* THE EXERCISE
Restate each line of the listing exactly, without carrying over any pictures.

* DATA PROVIDED
==============================

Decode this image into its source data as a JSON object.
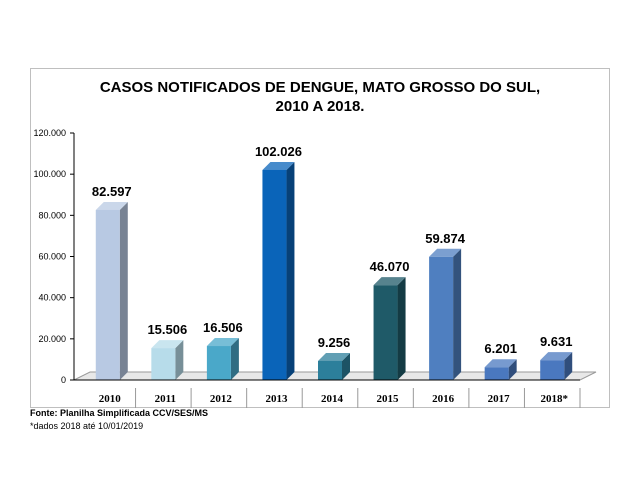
{
  "chart_data": {
    "type": "bar",
    "title_line1": "CASOS NOTIFICADOS  DE DENGUE, MATO GROSSO DO SUL,",
    "title_line2": "2010 A 2018.",
    "categories": [
      "2010",
      "2011",
      "2012",
      "2013",
      "2014",
      "2015",
      "2016",
      "2017",
      "2018*"
    ],
    "values": [
      82597,
      15506,
      16506,
      102026,
      9256,
      46070,
      59874,
      6201,
      9631
    ],
    "data_labels": [
      "82.597",
      "15.506",
      "16.506",
      "102.026",
      "9.256",
      "46.070",
      "59.874",
      "6.201",
      "9.631"
    ],
    "bar_colors": [
      "#b8c9e3",
      "#b7dcea",
      "#4aa8c9",
      "#0a64b9",
      "#2c7f9b",
      "#1f5a68",
      "#4f7fc0",
      "#4a78bf",
      "#4a78bf"
    ],
    "ylim": [
      0,
      120000
    ],
    "yticks": [
      0,
      20000,
      40000,
      60000,
      80000,
      100000,
      120000
    ],
    "ytick_labels": [
      "0",
      "20.000",
      "40.000",
      "60.000",
      "80.000",
      "100.000",
      "120.000"
    ],
    "grid": false,
    "style": "3d-columns"
  },
  "footnotes": {
    "source": "Fonte: Planilha Simplificada CCV/SES/MS",
    "note": "*dados 2018 até 10/01/2019"
  }
}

==============================

* REPLY
Decode this image into its source data as a JSON object.
{
  "chart_data": {
    "type": "bar",
    "title_line1": "CASOS NOTIFICADOS  DE DENGUE, MATO GROSSO DO SUL,",
    "title_line2": "2010 A 2018.",
    "categories": [
      "2010",
      "2011",
      "2012",
      "2013",
      "2014",
      "2015",
      "2016",
      "2017",
      "2018*"
    ],
    "values": [
      82597,
      15506,
      16506,
      102026,
      9256,
      46070,
      59874,
      6201,
      9631
    ],
    "data_labels": [
      "82.597",
      "15.506",
      "16.506",
      "102.026",
      "9.256",
      "46.070",
      "59.874",
      "6.201",
      "9.631"
    ],
    "bar_colors": [
      "#b8c9e3",
      "#b7dcea",
      "#4aa8c9",
      "#0a64b9",
      "#2c7f9b",
      "#1f5a68",
      "#4f7fc0",
      "#4a78bf",
      "#4a78bf"
    ],
    "ylim": [
      0,
      120000
    ],
    "yticks": [
      0,
      20000,
      40000,
      60000,
      80000,
      100000,
      120000
    ],
    "ytick_labels": [
      "0",
      "20.000",
      "40.000",
      "60.000",
      "80.000",
      "100.000",
      "120.000"
    ],
    "grid": false,
    "style": "3d-columns"
  },
  "footnotes": {
    "source": "Fonte: Planilha Simplificada CCV/SES/MS",
    "note": "*dados 2018 até 10/01/2019"
  }
}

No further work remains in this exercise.